# [THE EXERCISE]
Each line below is to be written out in full, exactly as shown.

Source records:
-=-=-=-=-

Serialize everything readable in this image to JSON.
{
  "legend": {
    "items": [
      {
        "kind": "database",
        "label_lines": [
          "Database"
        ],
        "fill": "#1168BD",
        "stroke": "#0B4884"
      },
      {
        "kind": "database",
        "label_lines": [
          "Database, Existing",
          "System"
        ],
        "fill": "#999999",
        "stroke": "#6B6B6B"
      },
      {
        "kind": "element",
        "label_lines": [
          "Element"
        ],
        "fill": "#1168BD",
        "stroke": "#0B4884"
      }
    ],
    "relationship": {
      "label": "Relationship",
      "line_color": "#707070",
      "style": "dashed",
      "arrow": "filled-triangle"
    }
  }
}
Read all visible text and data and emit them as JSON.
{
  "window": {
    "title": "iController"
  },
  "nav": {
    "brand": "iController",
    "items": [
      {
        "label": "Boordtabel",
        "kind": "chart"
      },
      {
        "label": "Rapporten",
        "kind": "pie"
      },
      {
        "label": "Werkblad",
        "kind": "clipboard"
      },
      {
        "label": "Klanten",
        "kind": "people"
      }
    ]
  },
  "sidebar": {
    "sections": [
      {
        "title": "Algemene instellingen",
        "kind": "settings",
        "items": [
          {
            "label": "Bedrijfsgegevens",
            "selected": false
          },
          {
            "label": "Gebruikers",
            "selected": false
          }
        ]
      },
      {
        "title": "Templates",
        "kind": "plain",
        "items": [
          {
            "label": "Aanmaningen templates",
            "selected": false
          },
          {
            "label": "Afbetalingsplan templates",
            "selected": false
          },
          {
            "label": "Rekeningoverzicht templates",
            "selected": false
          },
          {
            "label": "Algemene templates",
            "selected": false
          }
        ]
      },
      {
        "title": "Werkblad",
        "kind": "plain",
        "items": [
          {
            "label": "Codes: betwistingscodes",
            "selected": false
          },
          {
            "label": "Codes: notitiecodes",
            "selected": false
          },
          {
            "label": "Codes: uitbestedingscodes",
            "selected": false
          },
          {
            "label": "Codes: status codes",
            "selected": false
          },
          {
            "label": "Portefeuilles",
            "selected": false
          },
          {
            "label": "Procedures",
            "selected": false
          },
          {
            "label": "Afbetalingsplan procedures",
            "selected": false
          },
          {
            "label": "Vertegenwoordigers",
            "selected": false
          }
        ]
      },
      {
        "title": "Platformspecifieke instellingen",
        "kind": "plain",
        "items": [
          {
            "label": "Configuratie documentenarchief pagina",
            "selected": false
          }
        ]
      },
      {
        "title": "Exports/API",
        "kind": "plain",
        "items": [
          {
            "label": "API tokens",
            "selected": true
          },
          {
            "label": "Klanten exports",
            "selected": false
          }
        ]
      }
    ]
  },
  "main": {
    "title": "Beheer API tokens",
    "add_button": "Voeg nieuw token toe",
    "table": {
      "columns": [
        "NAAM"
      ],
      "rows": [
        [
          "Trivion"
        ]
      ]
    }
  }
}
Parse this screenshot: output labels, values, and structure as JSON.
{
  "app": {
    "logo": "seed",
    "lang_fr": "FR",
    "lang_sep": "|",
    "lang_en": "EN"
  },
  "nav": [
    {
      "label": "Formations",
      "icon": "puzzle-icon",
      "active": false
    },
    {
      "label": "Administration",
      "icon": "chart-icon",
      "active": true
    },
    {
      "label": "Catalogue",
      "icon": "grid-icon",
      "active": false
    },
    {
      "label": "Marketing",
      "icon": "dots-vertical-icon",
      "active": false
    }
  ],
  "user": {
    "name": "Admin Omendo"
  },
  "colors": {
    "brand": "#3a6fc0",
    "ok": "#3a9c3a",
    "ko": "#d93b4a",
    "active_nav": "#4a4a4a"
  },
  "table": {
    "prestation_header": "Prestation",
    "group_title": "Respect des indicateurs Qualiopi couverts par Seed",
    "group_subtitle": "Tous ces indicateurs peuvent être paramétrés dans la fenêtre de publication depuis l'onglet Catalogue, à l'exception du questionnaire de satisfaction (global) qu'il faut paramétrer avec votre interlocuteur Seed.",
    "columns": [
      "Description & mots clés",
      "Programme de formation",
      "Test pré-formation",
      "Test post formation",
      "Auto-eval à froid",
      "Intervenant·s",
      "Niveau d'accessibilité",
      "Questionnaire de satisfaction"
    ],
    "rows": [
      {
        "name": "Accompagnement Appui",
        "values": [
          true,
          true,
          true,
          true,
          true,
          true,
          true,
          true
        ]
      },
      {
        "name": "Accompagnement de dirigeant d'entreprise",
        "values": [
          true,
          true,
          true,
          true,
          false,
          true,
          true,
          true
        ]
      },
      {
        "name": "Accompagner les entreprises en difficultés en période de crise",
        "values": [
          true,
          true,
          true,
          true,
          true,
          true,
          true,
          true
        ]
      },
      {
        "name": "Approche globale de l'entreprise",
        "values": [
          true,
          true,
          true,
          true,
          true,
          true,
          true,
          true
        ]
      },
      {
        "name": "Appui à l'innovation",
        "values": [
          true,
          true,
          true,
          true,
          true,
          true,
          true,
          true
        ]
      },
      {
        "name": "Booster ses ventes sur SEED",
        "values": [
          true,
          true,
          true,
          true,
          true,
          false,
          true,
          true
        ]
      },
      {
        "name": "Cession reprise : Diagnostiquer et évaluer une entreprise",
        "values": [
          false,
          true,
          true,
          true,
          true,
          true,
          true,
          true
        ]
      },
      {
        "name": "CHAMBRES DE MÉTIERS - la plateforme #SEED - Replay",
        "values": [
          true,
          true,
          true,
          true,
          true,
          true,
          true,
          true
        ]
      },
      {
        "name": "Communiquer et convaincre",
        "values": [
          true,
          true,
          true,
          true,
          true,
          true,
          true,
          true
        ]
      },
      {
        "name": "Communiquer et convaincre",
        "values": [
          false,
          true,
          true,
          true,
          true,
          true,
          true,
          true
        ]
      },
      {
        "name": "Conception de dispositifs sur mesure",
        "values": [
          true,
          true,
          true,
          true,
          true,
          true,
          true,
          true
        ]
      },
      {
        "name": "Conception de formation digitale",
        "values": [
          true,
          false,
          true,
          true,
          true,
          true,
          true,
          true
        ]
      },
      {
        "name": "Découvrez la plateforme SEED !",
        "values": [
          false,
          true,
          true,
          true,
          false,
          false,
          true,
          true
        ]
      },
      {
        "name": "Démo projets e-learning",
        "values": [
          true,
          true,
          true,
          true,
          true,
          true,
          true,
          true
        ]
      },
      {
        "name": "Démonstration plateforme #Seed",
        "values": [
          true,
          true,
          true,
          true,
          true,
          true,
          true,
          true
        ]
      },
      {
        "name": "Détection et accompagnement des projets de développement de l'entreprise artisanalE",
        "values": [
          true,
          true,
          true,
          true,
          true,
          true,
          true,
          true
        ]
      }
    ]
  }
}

-=-=-=-=-

# [ANSWER TO THE EXERCISE]
Serialize everything readable in this image to JSON.
{
  "legend": {
    "items": [
      {
        "kind": "database",
        "label_lines": [
          "Database"
        ],
        "fill": "#1168BD",
        "stroke": "#0B4884"
      },
      {
        "kind": "database",
        "label_lines": [
          "Database, Existing",
          "System"
        ],
        "fill": "#999999",
        "stroke": "#6B6B6B"
      },
      {
        "kind": "element",
        "label_lines": [
          "Element"
        ],
        "fill": "#1168BD",
        "stroke": "#0B4884"
      }
    ],
    "relationship": {
      "label": "Relationship",
      "line_color": "#707070",
      "style": "dashed",
      "arrow": "filled-triangle"
    }
  }
}
Read all visible text and data and emit them as JSON.
{
  "window": {
    "title": "iController"
  },
  "nav": {
    "brand": "iController",
    "items": [
      {
        "label": "Boordtabel",
        "kind": "chart"
      },
      {
        "label": "Rapporten",
        "kind": "pie"
      },
      {
        "label": "Werkblad",
        "kind": "clipboard"
      },
      {
        "label": "Klanten",
        "kind": "people"
      }
    ]
  },
  "sidebar": {
    "sections": [
      {
        "title": "Algemene instellingen",
        "kind": "settings",
        "items": [
          {
            "label": "Bedrijfsgegevens",
            "selected": false
          },
          {
            "label": "Gebruikers",
            "selected": false
          }
        ]
      },
      {
        "title": "Templates",
        "kind": "plain",
        "items": [
          {
            "label": "Aanmaningen templates",
            "selected": false
          },
          {
            "label": "Afbetalingsplan templates",
            "selected": false
          },
          {
            "label": "Rekeningoverzicht templates",
            "selected": false
          },
          {
            "label": "Algemene templates",
            "selected": false
          }
        ]
      },
      {
        "title": "Werkblad",
        "kind": "plain",
        "items": [
          {
            "label": "Codes: betwistingscodes",
            "selected": false
          },
          {
            "label": "Codes: notitiecodes",
            "selected": false
          },
          {
            "label": "Codes: uitbestedingscodes",
            "selected": false
          },
          {
            "label": "Codes: status codes",
            "selected": false
          },
          {
            "label": "Portefeuilles",
            "selected": false
          },
          {
            "label": "Procedures",
            "selected": false
          },
          {
            "label": "Afbetalingsplan procedures",
            "selected": false
          },
          {
            "label": "Vertegenwoordigers",
            "selected": false
          }
        ]
      },
      {
        "title": "Platformspecifieke instellingen",
        "kind": "plain",
        "items": [
          {
            "label": "Configuratie documentenarchief pagina",
            "selected": false
          }
        ]
      },
      {
        "title": "Exports/API",
        "kind": "plain",
        "items": [
          {
            "label": "API tokens",
            "selected": true
          },
          {
            "label": "Klanten exports",
            "selected": false
          }
        ]
      }
    ]
  },
  "main": {
    "title": "Beheer API tokens",
    "add_button": "Voeg nieuw token toe",
    "table": {
      "columns": [
        "NAAM"
      ],
      "rows": [
        [
          "Trivion"
        ]
      ]
    }
  }
}
Parse this screenshot: output labels, values, and structure as JSON.
{
  "app": {
    "logo": "seed",
    "lang_fr": "FR",
    "lang_sep": "|",
    "lang_en": "EN"
  },
  "nav": [
    {
      "label": "Formations",
      "icon": "puzzle-icon",
      "active": false
    },
    {
      "label": "Administration",
      "icon": "chart-icon",
      "active": true
    },
    {
      "label": "Catalogue",
      "icon": "grid-icon",
      "active": false
    },
    {
      "label": "Marketing",
      "icon": "dots-vertical-icon",
      "active": false
    }
  ],
  "user": {
    "name": "Admin Omendo"
  },
  "colors": {
    "brand": "#3a6fc0",
    "ok": "#3a9c3a",
    "ko": "#d93b4a",
    "active_nav": "#4a4a4a"
  },
  "table": {
    "prestation_header": "Prestation",
    "group_title": "Respect des indicateurs Qualiopi couverts par Seed",
    "group_subtitle": "Tous ces indicateurs peuvent être paramétrés dans la fenêtre de publication depuis l'onglet Catalogue, à l'exception du questionnaire de satisfaction (global) qu'il faut paramétrer avec votre interlocuteur Seed.",
    "columns": [
      "Description & mots clés",
      "Programme de formation",
      "Test pré-formation",
      "Test post formation",
      "Auto-eval à froid",
      "Intervenant·s",
      "Niveau d'accessibilité",
      "Questionnaire de satisfaction"
    ],
    "rows": [
      {
        "name": "Accompagnement Appui",
        "values": [
          true,
          true,
          true,
          true,
          true,
          true,
          true,
          true
        ]
      },
      {
        "name": "Accompagnement de dirigeant d'entreprise",
        "values": [
          true,
          true,
          true,
          true,
          false,
          true,
          true,
          true
        ]
      },
      {
        "name": "Accompagner les entreprises en difficultés en période de crise",
        "values": [
          true,
          true,
          true,
          true,
          true,
          true,
          true,
          true
        ]
      },
      {
        "name": "Approche globale de l'entreprise",
        "values": [
          true,
          true,
          true,
          true,
          true,
          true,
          true,
          true
        ]
      },
      {
        "name": "Appui à l'innovation",
        "values": [
          true,
          true,
          true,
          true,
          true,
          true,
          true,
          true
        ]
      },
      {
        "name": "Booster ses ventes sur SEED",
        "values": [
          true,
          true,
          true,
          true,
          true,
          false,
          true,
          true
        ]
      },
      {
        "name": "Cession reprise : Diagnostiquer et évaluer une entreprise",
        "values": [
          false,
          true,
          true,
          true,
          true,
          true,
          true,
          true
        ]
      },
      {
        "name": "CHAMBRES DE MÉTIERS - la plateforme #SEED - Replay",
        "values": [
          true,
          true,
          true,
          true,
          true,
          true,
          true,
          true
        ]
      },
      {
        "name": "Communiquer et convaincre",
        "values": [
          true,
          true,
          true,
          true,
          true,
          true,
          true,
          true
        ]
      },
      {
        "name": "Communiquer et convaincre",
        "values": [
          false,
          true,
          true,
          true,
          true,
          true,
          true,
          true
        ]
      },
      {
        "name": "Conception de dispositifs sur mesure",
        "values": [
          true,
          true,
          true,
          true,
          true,
          true,
          true,
          true
        ]
      },
      {
        "name": "Conception de formation digitale",
        "values": [
          true,
          false,
          true,
          true,
          true,
          true,
          true,
          true
        ]
      },
      {
        "name": "Découvrez la plateforme SEED !",
        "values": [
          false,
          true,
          true,
          true,
          false,
          false,
          true,
          true
        ]
      },
      {
        "name": "Démo projets e-learning",
        "values": [
          true,
          true,
          true,
          true,
          true,
          true,
          true,
          true
        ]
      },
      {
        "name": "Démonstration plateforme #Seed",
        "values": [
          true,
          true,
          true,
          true,
          true,
          true,
          true,
          true
        ]
      },
      {
        "name": "Détection et accompagnement des projets de développement de l'entreprise artisanalE",
        "values": [
          true,
          true,
          true,
          true,
          true,
          true,
          true,
          true
        ]
      }
    ]
  }
}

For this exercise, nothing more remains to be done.